Exercise directions
Retype every line of the data below exactly, and leave the pictures out of your answer.

[Records contained in a dataset]
>> begin

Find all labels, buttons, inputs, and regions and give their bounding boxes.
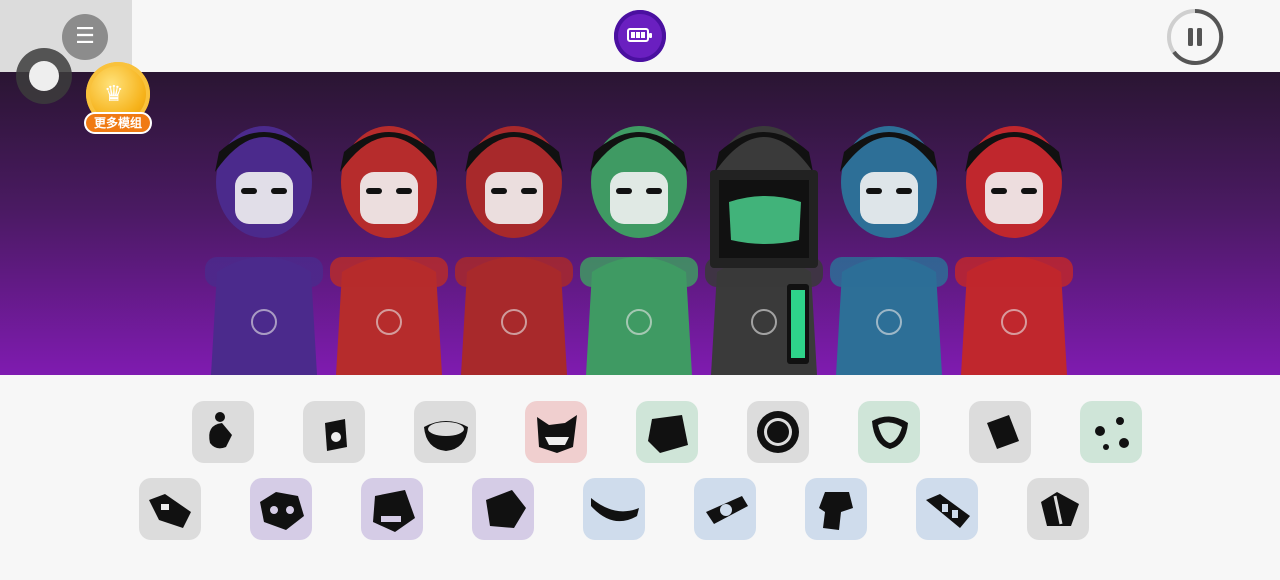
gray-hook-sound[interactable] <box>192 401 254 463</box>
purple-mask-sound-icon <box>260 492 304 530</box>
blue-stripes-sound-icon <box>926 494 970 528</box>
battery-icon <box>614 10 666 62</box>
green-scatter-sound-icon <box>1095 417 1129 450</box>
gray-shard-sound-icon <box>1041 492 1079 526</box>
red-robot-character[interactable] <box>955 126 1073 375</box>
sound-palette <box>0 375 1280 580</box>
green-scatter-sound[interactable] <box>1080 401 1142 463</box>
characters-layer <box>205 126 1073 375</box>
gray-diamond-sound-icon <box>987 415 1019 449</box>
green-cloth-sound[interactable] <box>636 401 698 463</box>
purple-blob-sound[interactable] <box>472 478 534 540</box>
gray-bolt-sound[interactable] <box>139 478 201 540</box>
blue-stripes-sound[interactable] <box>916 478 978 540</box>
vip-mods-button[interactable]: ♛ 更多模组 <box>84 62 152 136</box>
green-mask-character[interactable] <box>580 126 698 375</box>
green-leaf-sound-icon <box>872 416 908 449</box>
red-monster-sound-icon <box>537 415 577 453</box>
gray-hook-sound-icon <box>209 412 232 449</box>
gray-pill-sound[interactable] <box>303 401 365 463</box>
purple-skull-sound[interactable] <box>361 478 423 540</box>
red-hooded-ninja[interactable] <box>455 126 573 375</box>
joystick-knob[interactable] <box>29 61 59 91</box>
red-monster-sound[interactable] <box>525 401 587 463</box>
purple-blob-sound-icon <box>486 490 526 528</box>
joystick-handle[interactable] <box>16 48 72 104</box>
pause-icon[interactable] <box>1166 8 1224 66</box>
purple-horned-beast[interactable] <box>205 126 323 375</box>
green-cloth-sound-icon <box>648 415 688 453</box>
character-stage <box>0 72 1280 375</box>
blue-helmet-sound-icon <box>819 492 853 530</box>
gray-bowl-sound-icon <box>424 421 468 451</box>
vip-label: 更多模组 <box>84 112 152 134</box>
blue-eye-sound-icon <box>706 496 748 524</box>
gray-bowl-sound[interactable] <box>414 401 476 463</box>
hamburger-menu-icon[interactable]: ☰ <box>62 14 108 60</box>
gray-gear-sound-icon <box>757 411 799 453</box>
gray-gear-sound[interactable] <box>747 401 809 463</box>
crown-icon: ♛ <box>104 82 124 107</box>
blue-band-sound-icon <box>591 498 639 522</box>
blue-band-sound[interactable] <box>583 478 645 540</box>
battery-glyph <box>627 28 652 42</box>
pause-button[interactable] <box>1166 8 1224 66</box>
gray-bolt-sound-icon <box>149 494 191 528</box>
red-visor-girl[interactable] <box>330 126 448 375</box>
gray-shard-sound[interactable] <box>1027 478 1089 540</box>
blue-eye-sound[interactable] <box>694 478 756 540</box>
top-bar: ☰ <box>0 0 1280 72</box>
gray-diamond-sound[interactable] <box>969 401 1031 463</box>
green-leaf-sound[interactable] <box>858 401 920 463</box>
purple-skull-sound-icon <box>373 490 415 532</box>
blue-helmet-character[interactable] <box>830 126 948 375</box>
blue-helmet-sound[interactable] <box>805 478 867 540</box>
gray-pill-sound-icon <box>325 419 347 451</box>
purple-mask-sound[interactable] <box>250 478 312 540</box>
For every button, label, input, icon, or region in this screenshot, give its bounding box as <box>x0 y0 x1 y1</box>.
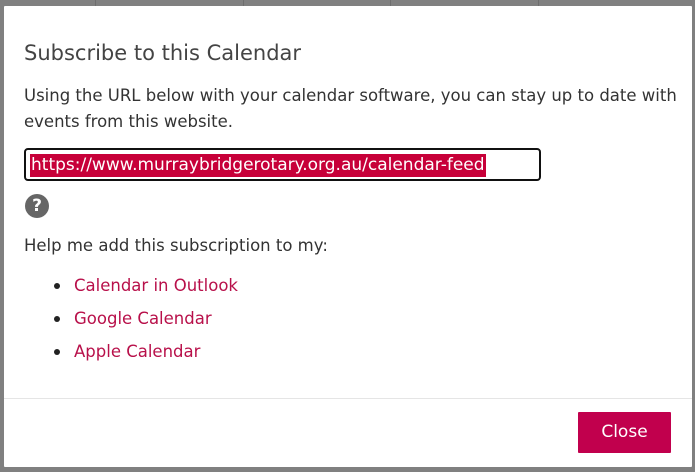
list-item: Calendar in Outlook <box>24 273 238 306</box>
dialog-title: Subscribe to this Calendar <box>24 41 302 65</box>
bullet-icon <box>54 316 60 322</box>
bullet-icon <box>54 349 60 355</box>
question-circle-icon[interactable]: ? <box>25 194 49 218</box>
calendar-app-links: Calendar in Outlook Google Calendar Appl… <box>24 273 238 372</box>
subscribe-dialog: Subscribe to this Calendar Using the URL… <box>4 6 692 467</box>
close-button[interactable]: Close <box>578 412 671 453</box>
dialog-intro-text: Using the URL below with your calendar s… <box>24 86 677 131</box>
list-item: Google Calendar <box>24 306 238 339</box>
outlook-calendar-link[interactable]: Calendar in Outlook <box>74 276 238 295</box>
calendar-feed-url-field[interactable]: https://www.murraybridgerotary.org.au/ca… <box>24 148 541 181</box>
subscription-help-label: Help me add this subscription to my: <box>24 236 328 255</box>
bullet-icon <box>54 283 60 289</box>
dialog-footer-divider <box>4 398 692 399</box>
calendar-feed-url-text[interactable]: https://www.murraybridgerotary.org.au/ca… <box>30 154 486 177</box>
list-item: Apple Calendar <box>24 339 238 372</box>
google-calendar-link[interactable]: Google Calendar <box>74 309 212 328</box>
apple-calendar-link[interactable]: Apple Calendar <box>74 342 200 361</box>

>> end

Output for this exercise
Find all labels, buttons, inputs, and regions and give their bounding boxes.
gray-hook-sound[interactable] <box>192 401 254 463</box>
purple-mask-sound-icon <box>260 492 304 530</box>
blue-stripes-sound-icon <box>926 494 970 528</box>
battery-icon <box>614 10 666 62</box>
green-scatter-sound-icon <box>1095 417 1129 450</box>
gray-shard-sound-icon <box>1041 492 1079 526</box>
red-robot-character[interactable] <box>955 126 1073 375</box>
sound-palette <box>0 375 1280 580</box>
green-scatter-sound[interactable] <box>1080 401 1142 463</box>
characters-layer <box>205 126 1073 375</box>
gray-diamond-sound-icon <box>987 415 1019 449</box>
green-cloth-sound[interactable] <box>636 401 698 463</box>
purple-blob-sound[interactable] <box>472 478 534 540</box>
gray-bolt-sound[interactable] <box>139 478 201 540</box>
blue-stripes-sound[interactable] <box>916 478 978 540</box>
vip-mods-button[interactable]: ♛ 更多模组 <box>84 62 152 136</box>
green-mask-character[interactable] <box>580 126 698 375</box>
green-leaf-sound-icon <box>872 416 908 449</box>
red-monster-sound-icon <box>537 415 577 453</box>
gray-hook-sound-icon <box>209 412 232 449</box>
gray-pill-sound[interactable] <box>303 401 365 463</box>
purple-skull-sound[interactable] <box>361 478 423 540</box>
red-hooded-ninja[interactable] <box>455 126 573 375</box>
joystick-knob[interactable] <box>29 61 59 91</box>
red-monster-sound[interactable] <box>525 401 587 463</box>
purple-blob-sound-icon <box>486 490 526 528</box>
joystick-handle[interactable] <box>16 48 72 104</box>
pause-icon[interactable] <box>1166 8 1224 66</box>
purple-horned-beast[interactable] <box>205 126 323 375</box>
green-cloth-sound-icon <box>648 415 688 453</box>
character-stage <box>0 72 1280 375</box>
blue-helmet-sound-icon <box>819 492 853 530</box>
gray-bowl-sound-icon <box>424 421 468 451</box>
vip-label: 更多模组 <box>84 112 152 134</box>
blue-eye-sound-icon <box>706 496 748 524</box>
gray-bowl-sound[interactable] <box>414 401 476 463</box>
hamburger-menu-icon[interactable]: ☰ <box>62 14 108 60</box>
gray-gear-sound-icon <box>757 411 799 453</box>
gray-gear-sound[interactable] <box>747 401 809 463</box>
crown-icon: ♛ <box>104 82 124 107</box>
blue-band-sound-icon <box>591 498 639 522</box>
blue-band-sound[interactable] <box>583 478 645 540</box>
battery-glyph <box>627 28 652 42</box>
pause-button[interactable] <box>1166 8 1224 66</box>
gray-bolt-sound-icon <box>149 494 191 528</box>
red-visor-girl[interactable] <box>330 126 448 375</box>
gray-shard-sound[interactable] <box>1027 478 1089 540</box>
blue-eye-sound[interactable] <box>694 478 756 540</box>
top-bar: ☰ <box>0 0 1280 72</box>
gray-diamond-sound[interactable] <box>969 401 1031 463</box>
green-leaf-sound[interactable] <box>858 401 920 463</box>
purple-skull-sound-icon <box>373 490 415 532</box>
blue-helmet-character[interactable] <box>830 126 948 375</box>
blue-helmet-sound[interactable] <box>805 478 867 540</box>
gray-pill-sound-icon <box>325 419 347 451</box>
purple-mask-sound[interactable] <box>250 478 312 540</box>
For every button, label, input, icon, or region in this screenshot, give its bounding box as <box>x0 y0 x1 y1</box>.
list-item: Calendar in Outlook <box>24 273 238 306</box>
dialog-title: Subscribe to this Calendar <box>24 41 302 65</box>
bullet-icon <box>54 316 60 322</box>
bullet-icon <box>54 349 60 355</box>
question-circle-icon[interactable]: ? <box>25 194 49 218</box>
calendar-app-links: Calendar in Outlook Google Calendar Appl… <box>24 273 238 372</box>
subscribe-dialog: Subscribe to this Calendar Using the URL… <box>4 6 692 467</box>
close-button[interactable]: Close <box>578 412 671 453</box>
dialog-intro-text: Using the URL below with your calendar s… <box>24 86 677 131</box>
list-item: Google Calendar <box>24 306 238 339</box>
outlook-calendar-link[interactable]: Calendar in Outlook <box>74 276 238 295</box>
calendar-feed-url-field[interactable]: https://www.murraybridgerotary.org.au/ca… <box>24 148 541 181</box>
subscription-help-label: Help me add this subscription to my: <box>24 236 328 255</box>
bullet-icon <box>54 283 60 289</box>
dialog-footer-divider <box>4 398 692 399</box>
calendar-feed-url-text[interactable]: https://www.murraybridgerotary.org.au/ca… <box>30 154 486 177</box>
list-item: Apple Calendar <box>24 339 238 372</box>
google-calendar-link[interactable]: Google Calendar <box>74 309 212 328</box>
apple-calendar-link[interactable]: Apple Calendar <box>74 342 200 361</box>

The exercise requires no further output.